### Data

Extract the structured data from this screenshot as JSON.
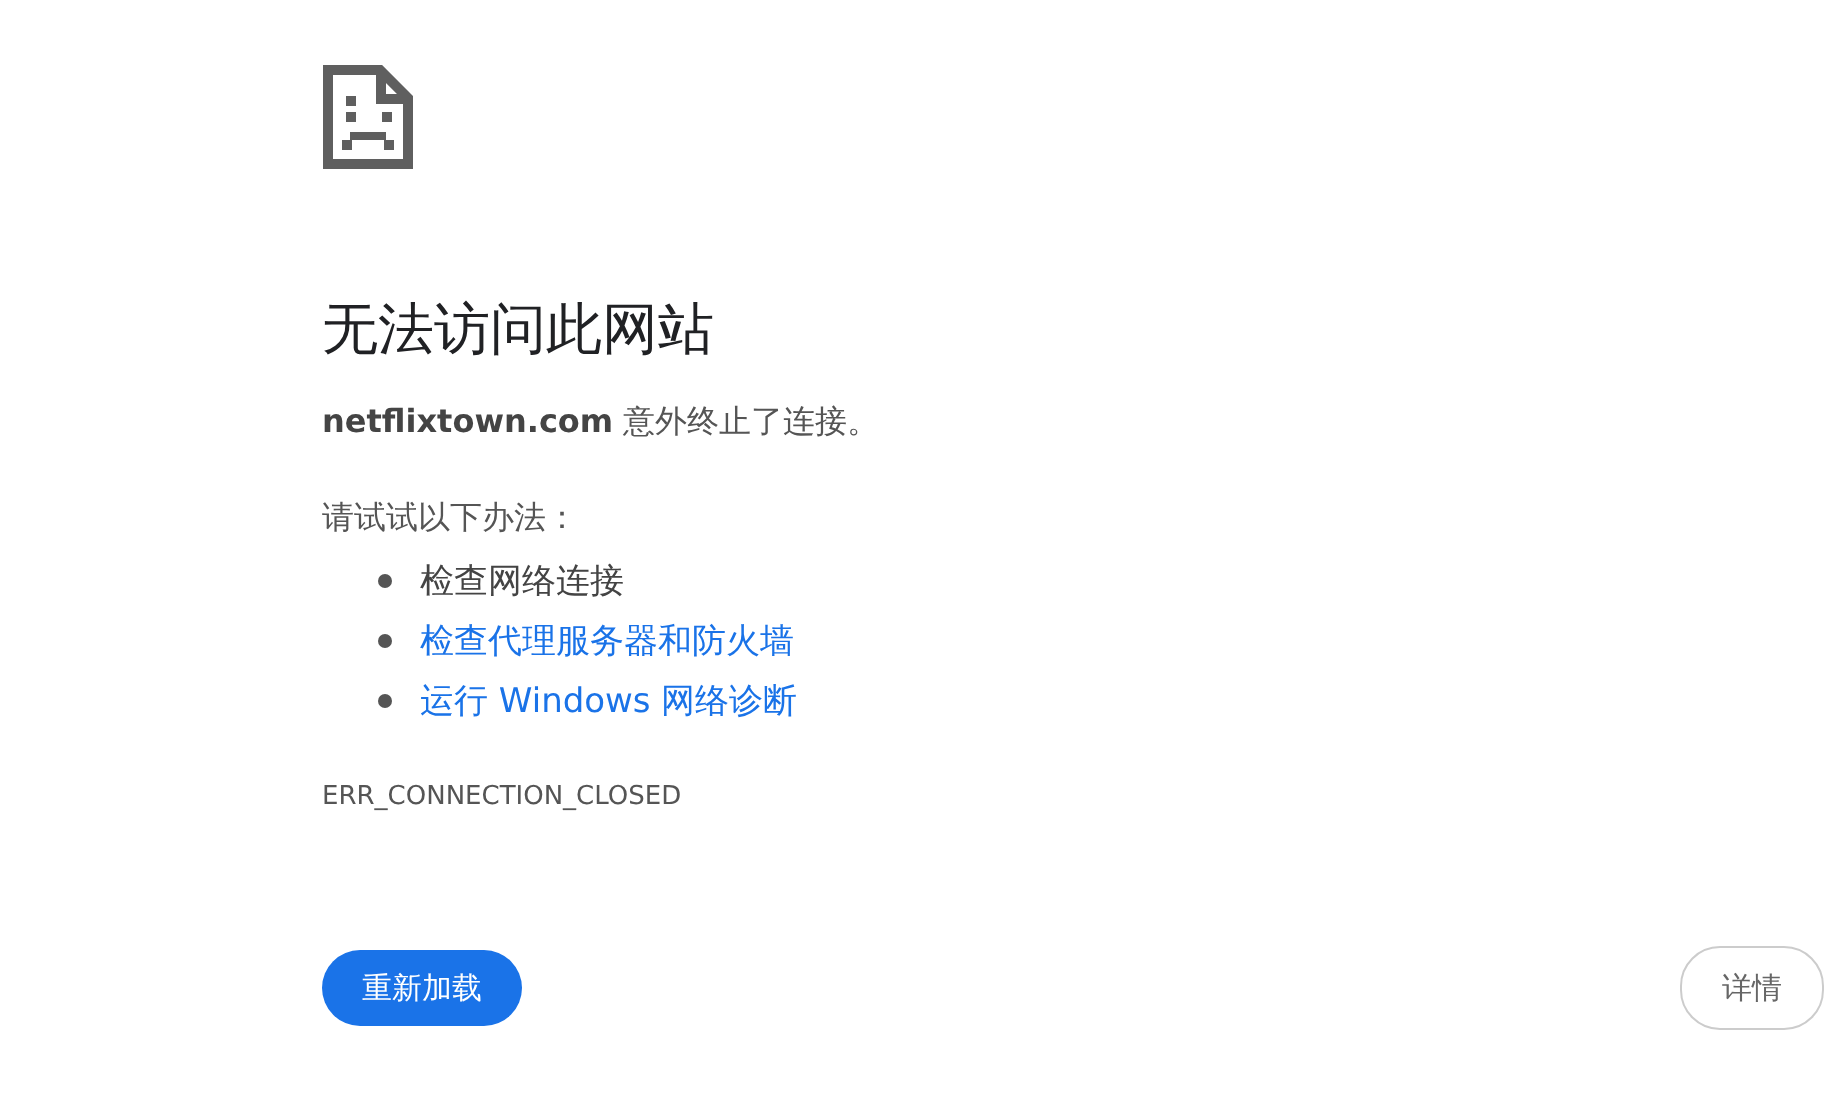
{
  "heading": "无法访问此网站",
  "message": {
    "domain": "netflixtown.com",
    "text": "意外终止了连接。"
  },
  "suggestions": {
    "title": "请试试以下办法：",
    "items": [
      {
        "kind": "text",
        "label": "检查网络连接"
      },
      {
        "kind": "link",
        "label": "检查代理服务器和防火墙"
      },
      {
        "kind": "link",
        "label": "运行 Windows 网络诊断"
      }
    ]
  },
  "error_code": "ERR_CONNECTION_CLOSED",
  "buttons": [
    {
      "kind": "primary",
      "label": "重新加载"
    },
    {
      "kind": "secondary",
      "label": "详情"
    }
  ]
}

######

## [Set problem]
Set down all the data again exactly as above, pictures excluded.

## [Complete answer]
Extract the structured data from this screenshot as JSON.
{
  "heading": "无法访问此网站",
  "message": {
    "domain": "netflixtown.com",
    "text": "意外终止了连接。"
  },
  "suggestions": {
    "title": "请试试以下办法：",
    "items": [
      {
        "kind": "text",
        "label": "检查网络连接"
      },
      {
        "kind": "link",
        "label": "检查代理服务器和防火墙"
      },
      {
        "kind": "link",
        "label": "运行 Windows 网络诊断"
      }
    ]
  },
  "error_code": "ERR_CONNECTION_CLOSED",
  "buttons": [
    {
      "kind": "primary",
      "label": "重新加载"
    },
    {
      "kind": "secondary",
      "label": "详情"
    }
  ]
}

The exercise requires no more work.